-------- PROVIDED RECORDS

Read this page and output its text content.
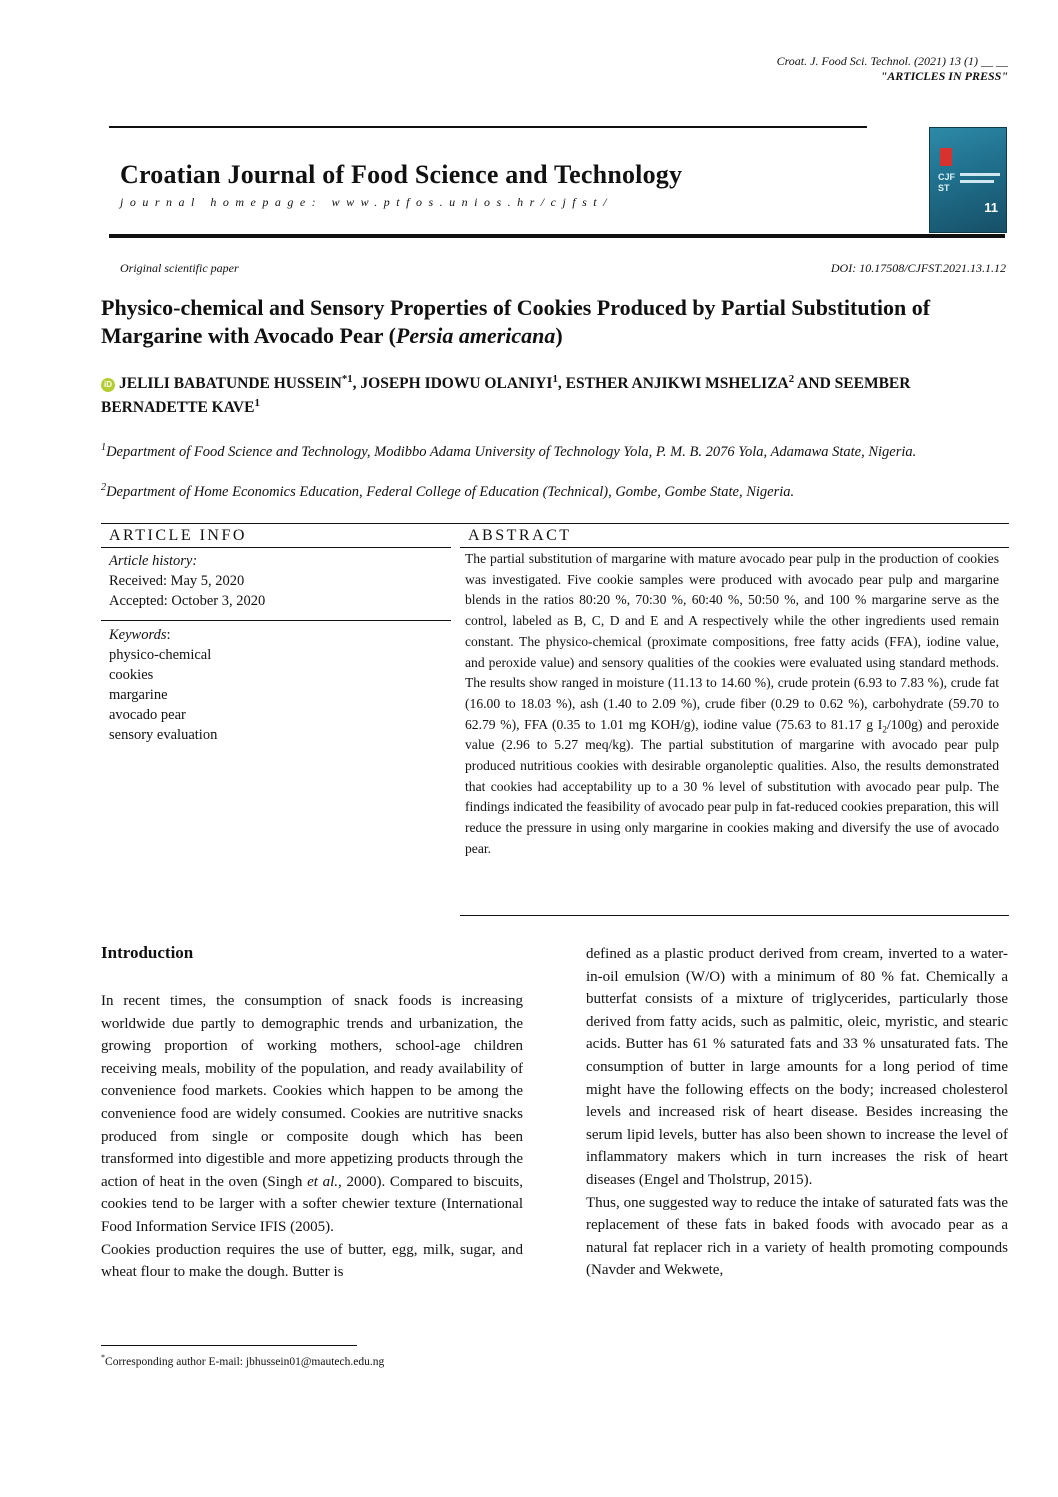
Croat. J. Food Sci. Technol. (2021) 13 (1) __ __
"ARTICLES IN PRESS"
Croatian Journal of Food Science and Technology
journal homepage: www.ptfos.unios.hr/cjfst/
CJFST
11
Original scientific paper	DOI: 10.17508/CJFST.2021.13.1.12
Physico-chemical and Sensory Properties of Cookies Produced by Partial Substitution of Margarine with Avocado Pear (Persia americana)
iD JELILI BABATUNDE HUSSEIN$^{*1}$, JOSEPH IDOWU OLANIYI$^1$, ESTHER ANJIKWI MSHELIZA$^2$ AND SEEMBER BERNADETTE KAVE$^1$
$^1$Department of Food Science and Technology, Modibbo Adama University of Technology Yola, P. M. B. 2076 Yola, Adamawa State, Nigeria.
$^2$Department of Home Economics Education, Federal College of Education (Technical), Gombe, Gombe State, Nigeria.
ARTICLE INFO	ABSTRACT
Article history:
Received: May 5, 2020
Accepted: October 3, 2020
Keywords:
physico-chemical
cookies
margarine
avocado pear
sensory evaluation
The partial substitution of margarine with mature avocado pear pulp in the production of cookies was investigated. Five cookie samples were produced with avocado pear pulp and margarine blends in the ratios 80:20 %, 70:30 %, 60:40 %, 50:50 %, and 100 % margarine serve as the control, labeled as B, C, D and E and A respectively while the other ingredients used remain constant. The physico-chemical (proximate compositions, free fatty acids (FFA), iodine value, and peroxide value) and sensory qualities of the cookies were evaluated using standard methods. The results show ranged in moisture (11.13 to 14.60 %), crude protein (6.93 to 7.83 %), crude fat (16.00 to 18.03 %), ash (1.40 to 2.09 %), crude fiber (0.29 to 0.62 %), carbohydrate (59.70 to 62.79 %), FFA (0.35 to 1.01 mg KOH/g), iodine value (75.63 to 81.17 g $I_2/100g$) and peroxide value (2.96 to 5.27 meq/kg). The partial substitution of margarine with avocado pear pulp produced nutritious cookies with desirable organoleptic qualities. Also, the results demonstrated that cookies had acceptability up to a 30 % level of substitution with avocado pear pulp. The findings indicated the feasibility of avocado pear pulp in fat-reduced cookies preparation, this will reduce the pressure in using only margarine in cookies making and diversify the use of avocado pear.
Introduction
In recent times, the consumption of snack foods is increasing worldwide due partly to demographic trends and urbanization, the growing proportion of working mothers, school-age children receiving meals, mobility of the population, and ready availability of convenience food markets. Cookies which happen to be among the convenience food are widely consumed. Cookies are nutritive snacks produced from single or composite dough which has been transformed into digestible and more appetizing products through the action of heat in the oven (Singh et al., 2000). Compared to biscuits, cookies tend to be larger with a softer chewier texture (International Food Information Service IFIS (2005).
Cookies production requires the use of butter, egg, milk, sugar, and wheat flour to make the dough. Butter is
defined as a plastic product derived from cream, inverted to a water-in-oil emulsion (W/O) with a minimum of 80 % fat. Chemically a butterfat consists of a mixture of triglycerides, particularly those derived from fatty acids, such as palmitic, oleic, myristic, and stearic acids. Butter has 61 % saturated fats and 33 % unsaturated fats. The consumption of butter in large amounts for a long period of time might have the following effects on the body; increased cholesterol levels and increased risk of heart disease. Besides increasing the serum lipid levels, butter has also been shown to increase the level of inflammatory makers which in turn increases the risk of heart diseases (Engel and Tholstrup, 2015).
Thus, one suggested way to reduce the intake of saturated fats was the replacement of these fats in baked foods with avocado pear as a natural fat replacer rich in a variety of health promoting compounds (Navder and Wekwete,
*Corresponding author E-mail: jbhussein01@mautech.edu.ng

----------------

◆ TASK BRIEF
Of all the entries above, how many lines contain the string "State"? Answer with the number only.

◆ SOLUTION
2